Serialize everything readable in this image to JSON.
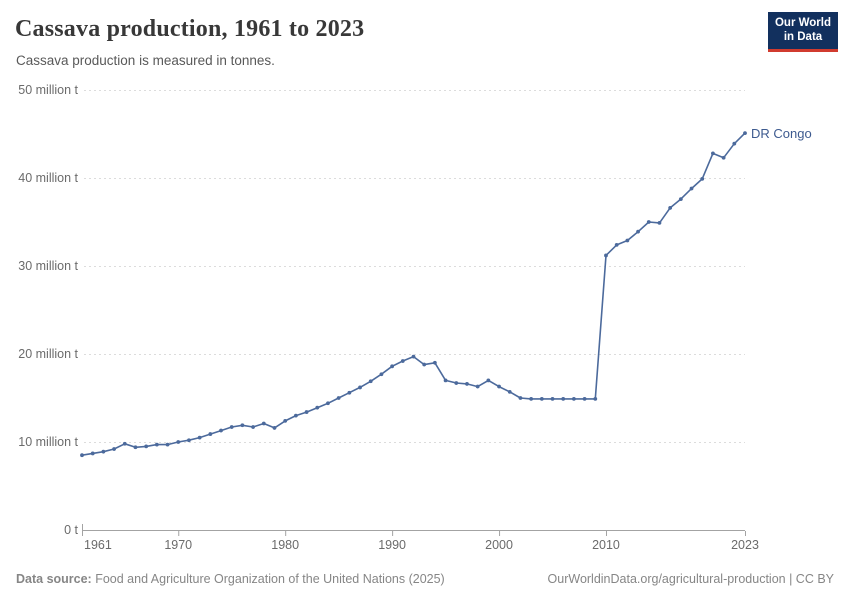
{
  "header": {
    "title": "Cassava production, 1961 to 2023",
    "subtitle": "Cassava production is measured in tonnes."
  },
  "logo": {
    "line1": "Our World",
    "line2": "in Data",
    "bg_color": "#12305E",
    "accent_color": "#D13B2F"
  },
  "chart_data": {
    "type": "line",
    "title": "Cassava production, 1961 to 2023",
    "unit": "tonnes",
    "xlabel": "",
    "ylabel": "",
    "xlim": [
      1961,
      2023
    ],
    "ylim_million_tonnes": [
      0,
      50
    ],
    "grid": "horizontal-dashed",
    "legend_position": "end-of-line-label",
    "x_ticks": [
      1961,
      1970,
      1980,
      1990,
      2000,
      2010,
      2023
    ],
    "y_ticks": [
      {
        "value": 0,
        "label": "0 t"
      },
      {
        "value": 10,
        "label": "10 million t"
      },
      {
        "value": 20,
        "label": "20 million t"
      },
      {
        "value": 30,
        "label": "30 million t"
      },
      {
        "value": 40,
        "label": "40 million t"
      },
      {
        "value": 50,
        "label": "50 million t"
      }
    ],
    "series": [
      {
        "name": "DR Congo",
        "color": "#4C6A9C",
        "label_color": "#3D5A8F",
        "x": [
          1961,
          1962,
          1963,
          1964,
          1965,
          1966,
          1967,
          1968,
          1969,
          1970,
          1971,
          1972,
          1973,
          1974,
          1975,
          1976,
          1977,
          1978,
          1979,
          1980,
          1981,
          1982,
          1983,
          1984,
          1985,
          1986,
          1987,
          1988,
          1989,
          1990,
          1991,
          1992,
          1993,
          1994,
          1995,
          1996,
          1997,
          1998,
          1999,
          2000,
          2001,
          2002,
          2003,
          2004,
          2005,
          2006,
          2007,
          2008,
          2009,
          2010,
          2011,
          2012,
          2013,
          2014,
          2015,
          2016,
          2017,
          2018,
          2019,
          2020,
          2021,
          2022,
          2023
        ],
        "values_million_tonnes": [
          8.5,
          8.7,
          8.9,
          9.2,
          9.8,
          9.4,
          9.5,
          9.7,
          9.7,
          10.0,
          10.2,
          10.5,
          10.9,
          11.3,
          11.7,
          11.9,
          11.7,
          12.1,
          11.6,
          12.4,
          13.0,
          13.4,
          13.9,
          14.4,
          15.0,
          15.6,
          16.2,
          16.9,
          17.7,
          18.6,
          19.2,
          19.7,
          18.8,
          19.0,
          17.0,
          16.7,
          16.6,
          16.3,
          17.0,
          16.3,
          15.7,
          15.0,
          14.9,
          14.9,
          14.9,
          14.9,
          14.9,
          14.9,
          14.9,
          31.2,
          32.4,
          32.9,
          33.9,
          35.0,
          34.9,
          36.6,
          37.6,
          38.8,
          39.9,
          42.8,
          42.3,
          43.9,
          45.1
        ]
      }
    ]
  },
  "footer": {
    "source_label": "Data source:",
    "source_text": " Food and Agriculture Organization of the United Nations (2025)",
    "credit_text": "OurWorldinData.org/agricultural-production | CC BY"
  },
  "colors": {
    "gridline": "#dcdcdc",
    "axis": "#a3a3a3",
    "tick_text": "#6b6b6b"
  }
}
──────────────────────────────
* **Set exercise**:
Find the lines above that include the string "production" and copy them.

* **Result of this exercise**:
    "title": "Cassava production, 1961 to 2023",
    "subtitle": "Cassava production is measured in tonnes."
    "title": "Cassava production, 1961 to 2023",
    "credit_text": "OurWorldinData.org/agricultural-production | CC BY"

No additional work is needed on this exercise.